_EXERCISE DESCRIPTION_. Are you able to retype all the records below exactly?

_STORED ROWS_.
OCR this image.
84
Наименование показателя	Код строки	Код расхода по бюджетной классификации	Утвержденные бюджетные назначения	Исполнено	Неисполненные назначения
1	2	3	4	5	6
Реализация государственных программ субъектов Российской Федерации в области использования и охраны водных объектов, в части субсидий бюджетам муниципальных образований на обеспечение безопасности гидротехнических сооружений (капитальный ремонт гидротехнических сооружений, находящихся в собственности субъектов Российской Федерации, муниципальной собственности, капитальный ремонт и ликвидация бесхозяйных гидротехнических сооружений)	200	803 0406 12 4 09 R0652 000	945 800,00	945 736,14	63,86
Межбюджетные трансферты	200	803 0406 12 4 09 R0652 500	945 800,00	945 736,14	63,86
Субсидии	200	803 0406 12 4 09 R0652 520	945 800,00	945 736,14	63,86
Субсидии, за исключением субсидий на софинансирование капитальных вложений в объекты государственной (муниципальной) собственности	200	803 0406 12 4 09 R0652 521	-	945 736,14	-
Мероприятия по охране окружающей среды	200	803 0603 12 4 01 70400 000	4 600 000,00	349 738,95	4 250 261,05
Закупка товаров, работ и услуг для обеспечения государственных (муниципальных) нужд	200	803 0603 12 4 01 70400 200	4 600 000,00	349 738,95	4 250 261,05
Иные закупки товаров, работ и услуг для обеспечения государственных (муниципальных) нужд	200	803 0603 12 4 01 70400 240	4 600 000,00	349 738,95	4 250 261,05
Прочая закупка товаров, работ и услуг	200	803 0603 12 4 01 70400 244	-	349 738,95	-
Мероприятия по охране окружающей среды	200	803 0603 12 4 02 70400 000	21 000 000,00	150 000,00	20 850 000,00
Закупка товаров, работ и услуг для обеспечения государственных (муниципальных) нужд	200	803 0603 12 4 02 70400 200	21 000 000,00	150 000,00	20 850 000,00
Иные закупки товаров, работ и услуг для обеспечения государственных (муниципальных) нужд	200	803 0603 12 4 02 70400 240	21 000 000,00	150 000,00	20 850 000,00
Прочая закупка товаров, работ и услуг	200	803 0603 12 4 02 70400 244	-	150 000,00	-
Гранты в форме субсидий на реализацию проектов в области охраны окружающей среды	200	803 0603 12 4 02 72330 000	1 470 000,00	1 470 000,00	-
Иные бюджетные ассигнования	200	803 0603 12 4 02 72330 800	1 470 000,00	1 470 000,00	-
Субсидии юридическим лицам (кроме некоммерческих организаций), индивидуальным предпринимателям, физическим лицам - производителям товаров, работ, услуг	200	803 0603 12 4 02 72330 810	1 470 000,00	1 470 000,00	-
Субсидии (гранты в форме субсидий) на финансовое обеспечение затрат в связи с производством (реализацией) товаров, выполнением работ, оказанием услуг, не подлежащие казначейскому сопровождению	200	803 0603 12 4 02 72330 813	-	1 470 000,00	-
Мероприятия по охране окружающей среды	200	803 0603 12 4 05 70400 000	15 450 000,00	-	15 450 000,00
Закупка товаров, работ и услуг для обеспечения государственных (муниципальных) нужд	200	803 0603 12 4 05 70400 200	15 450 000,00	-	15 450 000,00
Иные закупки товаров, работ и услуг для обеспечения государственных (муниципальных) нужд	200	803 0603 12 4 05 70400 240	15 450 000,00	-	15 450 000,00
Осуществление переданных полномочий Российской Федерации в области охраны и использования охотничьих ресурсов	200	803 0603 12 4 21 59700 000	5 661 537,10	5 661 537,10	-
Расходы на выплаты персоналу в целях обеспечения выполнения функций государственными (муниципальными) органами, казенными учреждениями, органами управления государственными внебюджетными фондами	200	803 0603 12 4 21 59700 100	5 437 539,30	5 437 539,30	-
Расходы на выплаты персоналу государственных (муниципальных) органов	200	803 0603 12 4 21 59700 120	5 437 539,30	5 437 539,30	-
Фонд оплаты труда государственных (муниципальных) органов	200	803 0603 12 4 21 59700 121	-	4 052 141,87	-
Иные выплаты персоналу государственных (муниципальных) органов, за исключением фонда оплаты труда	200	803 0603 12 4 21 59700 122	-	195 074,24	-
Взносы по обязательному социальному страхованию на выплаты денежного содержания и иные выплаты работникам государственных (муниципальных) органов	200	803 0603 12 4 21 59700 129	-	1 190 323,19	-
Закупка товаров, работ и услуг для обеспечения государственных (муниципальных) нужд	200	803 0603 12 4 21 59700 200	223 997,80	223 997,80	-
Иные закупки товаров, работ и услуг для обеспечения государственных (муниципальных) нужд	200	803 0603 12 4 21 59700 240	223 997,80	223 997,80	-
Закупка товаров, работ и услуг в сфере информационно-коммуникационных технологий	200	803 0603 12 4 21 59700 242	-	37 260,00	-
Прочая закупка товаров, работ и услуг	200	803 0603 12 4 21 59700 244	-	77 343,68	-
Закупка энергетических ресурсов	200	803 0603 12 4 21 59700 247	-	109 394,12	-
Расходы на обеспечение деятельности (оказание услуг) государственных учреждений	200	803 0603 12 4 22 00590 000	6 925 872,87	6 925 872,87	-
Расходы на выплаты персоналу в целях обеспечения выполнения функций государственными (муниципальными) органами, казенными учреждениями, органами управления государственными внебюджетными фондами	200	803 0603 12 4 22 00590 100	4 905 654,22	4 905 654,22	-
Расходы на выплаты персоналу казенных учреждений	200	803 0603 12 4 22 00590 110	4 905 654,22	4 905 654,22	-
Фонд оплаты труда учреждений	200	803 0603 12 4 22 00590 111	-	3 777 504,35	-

_FINISHED EXERCISE_.
OCR this image.
84
Наименование показателя	Код строки	Код расхода по бюджетной классификации	Утвержденные бюджетные назначения	Исполнено	Неисполненные назначения
1	2	3	4	5	6
Реализация государственных программ субъектов Российской Федерации в области использования и охраны водных объектов, в части субсидий бюджетам муниципальных образований на обеспечение безопасности гидротехнических сооружений (капитальный ремонт гидротехнических сооружений, находящихся в собственности субъектов Российской Федерации, муниципальной собственности, капитальный ремонт и ликвидация бесхозяйных гидротехнических сооружений)	200	803 0406 12 4 09 R0652 000	945 800,00	945 736,14	63,86
Межбюджетные трансферты	200	803 0406 12 4 09 R0652 500	945 800,00	945 736,14	63,86
Субсидии	200	803 0406 12 4 09 R0652 520	945 800,00	945 736,14	63,86
Субсидии, за исключением субсидий на софинансирование капитальных вложений в объекты государственной (муниципальной) собственности	200	803 0406 12 4 09 R0652 521	-	945 736,14	-
Мероприятия по охране окружающей среды	200	803 0603 12 4 01 70400 000	4 600 000,00	349 738,95	4 250 261,05
Закупка товаров, работ и услуг для обеспечения государственных (муниципальных) нужд	200	803 0603 12 4 01 70400 200	4 600 000,00	349 738,95	4 250 261,05
Иные закупки товаров, работ и услуг для обеспечения государственных (муниципальных) нужд	200	803 0603 12 4 01 70400 240	4 600 000,00	349 738,95	4 250 261,05
Прочая закупка товаров, работ и услуг	200	803 0603 12 4 01 70400 244	-	349 738,95	-
Мероприятия по охране окружающей среды	200	803 0603 12 4 02 70400 000	21 000 000,00	150 000,00	20 850 000,00
Закупка товаров, работ и услуг для обеспечения государственных (муниципальных) нужд	200	803 0603 12 4 02 70400 200	21 000 000,00	150 000,00	20 850 000,00
Иные закупки товаров, работ и услуг для обеспечения государственных (муниципальных) нужд	200	803 0603 12 4 02 70400 240	21 000 000,00	150 000,00	20 850 000,00
Прочая закупка товаров, работ и услуг	200	803 0603 12 4 02 70400 244	-	150 000,00	-
Гранты в форме субсидий на реализацию проектов в области охраны окружающей среды	200	803 0603 12 4 02 72330 000	1 470 000,00	1 470 000,00	-
Иные бюджетные ассигнования	200	803 0603 12 4 02 72330 800	1 470 000,00	1 470 000,00	-
Субсидии юридическим лицам (кроме некоммерческих организаций), индивидуальным предпринимателям, физическим лицам - производителям товаров, работ, услуг	200	803 0603 12 4 02 72330 810	1 470 000,00	1 470 000,00	-
Субсидии (гранты в форме субсидий) на финансовое обеспечение затрат в связи с производством (реализацией) товаров, выполнением работ, оказанием услуг, не подлежащие казначейскому сопровождению	200	803 0603 12 4 02 72330 813	-	1 470 000,00	-
Мероприятия по охране окружающей среды	200	803 0603 12 4 05 70400 000	15 450 000,00	-	15 450 000,00
Закупка товаров, работ и услуг для обеспечения государственных (муниципальных) нужд	200	803 0603 12 4 05 70400 200	15 450 000,00	-	15 450 000,00
Иные закупки товаров, работ и услуг для обеспечения государственных (муниципальных) нужд	200	803 0603 12 4 05 70400 240	15 450 000,00	-	15 450 000,00
Осуществление переданных полномочий Российской Федерации в области охраны и использования охотничьих ресурсов	200	803 0603 12 4 21 59700 000	5 661 537,10	5 661 537,10	-
Расходы на выплаты персоналу в целях обеспечения выполнения функций государственными (муниципальными) органами, казенными учреждениями, органами управления государственными внебюджетными фондами	200	803 0603 12 4 21 59700 100	5 437 539,30	5 437 539,30	-
Расходы на выплаты персоналу государственных (муниципальных) органов	200	803 0603 12 4 21 59700 120	5 437 539,30	5 437 539,30	-
Фонд оплаты труда государственных (муниципальных) органов	200	803 0603 12 4 21 59700 121	-	4 052 141,87	-
Иные выплаты персоналу государственных (муниципальных) органов, за исключением фонда оплаты труда	200	803 0603 12 4 21 59700 122	-	195 074,24	-
Взносы по обязательному социальному страхованию на выплаты денежного содержания и иные выплаты работникам государственных (муниципальных) органов	200	803 0603 12 4 21 59700 129	-	1 190 323,19	-
Закупка товаров, работ и услуг для обеспечения государственных (муниципальных) нужд	200	803 0603 12 4 21 59700 200	223 997,80	223 997,80	-
Иные закупки товаров, работ и услуг для обеспечения государственных (муниципальных) нужд	200	803 0603 12 4 21 59700 240	223 997,80	223 997,80	-
Закупка товаров, работ и услуг в сфере информационно-коммуникационных технологий	200	803 0603 12 4 21 59700 242	-	37 260,00	-
Прочая закупка товаров, работ и услуг	200	803 0603 12 4 21 59700 244	-	77 343,68	-
Закупка энергетических ресурсов	200	803 0603 12 4 21 59700 247	-	109 394,12	-
Расходы на обеспечение деятельности (оказание услуг) государственных учреждений	200	803 0603 12 4 22 00590 000	6 925 872,87	6 925 872,87	-
Расходы на выплаты персоналу в целях обеспечения выполнения функций государственными (муниципальными) органами, казенными учреждениями, органами управления государственными внебюджетными фондами	200	803 0603 12 4 22 00590 100	4 905 654,22	4 905 654,22	-
Расходы на выплаты персоналу казенных учреждений	200	803 0603 12 4 22 00590 110	4 905 654,22	4 905 654,22	-
Фонд оплаты труда учреждений	200	803 0603 12 4 22 00590 111	-	3 777 504,35	-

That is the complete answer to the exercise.